Raw records
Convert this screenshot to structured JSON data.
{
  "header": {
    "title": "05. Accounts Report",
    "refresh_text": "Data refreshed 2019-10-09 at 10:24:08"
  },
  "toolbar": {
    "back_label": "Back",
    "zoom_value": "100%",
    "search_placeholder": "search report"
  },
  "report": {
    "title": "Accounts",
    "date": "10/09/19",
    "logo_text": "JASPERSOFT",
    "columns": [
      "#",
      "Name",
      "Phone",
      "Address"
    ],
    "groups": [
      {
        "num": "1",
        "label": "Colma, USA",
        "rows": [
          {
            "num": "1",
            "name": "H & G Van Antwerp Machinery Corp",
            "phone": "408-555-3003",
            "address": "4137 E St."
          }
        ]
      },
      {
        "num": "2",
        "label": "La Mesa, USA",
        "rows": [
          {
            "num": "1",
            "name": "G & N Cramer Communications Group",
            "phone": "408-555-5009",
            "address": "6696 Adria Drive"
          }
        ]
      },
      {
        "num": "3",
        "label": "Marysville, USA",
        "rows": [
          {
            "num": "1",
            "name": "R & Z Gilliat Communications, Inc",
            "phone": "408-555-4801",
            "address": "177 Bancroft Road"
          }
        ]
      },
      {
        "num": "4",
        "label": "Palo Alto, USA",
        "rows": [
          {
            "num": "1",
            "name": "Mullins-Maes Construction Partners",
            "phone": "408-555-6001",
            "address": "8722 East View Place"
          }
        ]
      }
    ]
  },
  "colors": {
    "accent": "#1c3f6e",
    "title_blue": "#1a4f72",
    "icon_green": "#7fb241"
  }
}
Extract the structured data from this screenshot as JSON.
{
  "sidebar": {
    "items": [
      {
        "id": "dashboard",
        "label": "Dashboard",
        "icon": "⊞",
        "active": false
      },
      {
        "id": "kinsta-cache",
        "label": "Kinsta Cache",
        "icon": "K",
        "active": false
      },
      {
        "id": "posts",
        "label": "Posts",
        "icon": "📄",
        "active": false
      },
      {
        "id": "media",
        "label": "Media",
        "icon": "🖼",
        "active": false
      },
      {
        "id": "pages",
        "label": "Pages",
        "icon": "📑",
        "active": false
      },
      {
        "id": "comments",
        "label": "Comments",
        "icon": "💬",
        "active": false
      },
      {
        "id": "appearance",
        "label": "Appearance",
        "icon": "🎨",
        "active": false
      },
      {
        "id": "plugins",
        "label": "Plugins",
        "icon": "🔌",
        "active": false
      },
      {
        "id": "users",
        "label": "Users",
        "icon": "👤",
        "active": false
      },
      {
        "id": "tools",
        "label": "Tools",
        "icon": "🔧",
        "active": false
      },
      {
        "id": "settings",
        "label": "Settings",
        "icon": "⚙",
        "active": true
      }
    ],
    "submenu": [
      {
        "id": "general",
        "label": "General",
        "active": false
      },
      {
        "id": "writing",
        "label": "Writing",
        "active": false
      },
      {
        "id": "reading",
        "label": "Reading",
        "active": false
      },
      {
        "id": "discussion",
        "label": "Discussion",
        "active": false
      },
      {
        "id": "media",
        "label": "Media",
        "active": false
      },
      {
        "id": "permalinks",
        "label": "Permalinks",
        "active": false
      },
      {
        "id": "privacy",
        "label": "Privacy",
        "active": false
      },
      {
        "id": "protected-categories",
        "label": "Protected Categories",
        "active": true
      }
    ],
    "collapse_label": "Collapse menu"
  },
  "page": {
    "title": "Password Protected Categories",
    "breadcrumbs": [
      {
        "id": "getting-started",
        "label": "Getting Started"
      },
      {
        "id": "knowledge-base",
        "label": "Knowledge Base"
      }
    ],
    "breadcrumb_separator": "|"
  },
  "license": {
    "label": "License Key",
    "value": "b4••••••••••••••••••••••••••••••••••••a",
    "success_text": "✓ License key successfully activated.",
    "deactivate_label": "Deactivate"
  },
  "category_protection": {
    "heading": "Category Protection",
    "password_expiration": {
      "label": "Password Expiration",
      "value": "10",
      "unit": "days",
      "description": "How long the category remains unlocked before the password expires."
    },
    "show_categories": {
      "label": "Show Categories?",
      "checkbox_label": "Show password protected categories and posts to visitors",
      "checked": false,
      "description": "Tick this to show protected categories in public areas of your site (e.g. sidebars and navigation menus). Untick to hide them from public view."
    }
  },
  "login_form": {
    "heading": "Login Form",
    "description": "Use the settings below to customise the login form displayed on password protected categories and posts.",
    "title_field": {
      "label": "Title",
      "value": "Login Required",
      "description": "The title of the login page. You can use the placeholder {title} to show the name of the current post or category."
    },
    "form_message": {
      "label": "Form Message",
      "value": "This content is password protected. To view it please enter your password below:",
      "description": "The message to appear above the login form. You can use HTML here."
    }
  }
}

**DESCRIPTION OF THE TASK**
Track down every line holding the string "your" and copy it.

**EXERCISE RESULT**
      "description": "Tick this to show protected categories in public areas of your site (e.g. sidebars and navigation menus). Untick to hide them from public view."
      "value": "This content is password protected. To view it please enter your password below:",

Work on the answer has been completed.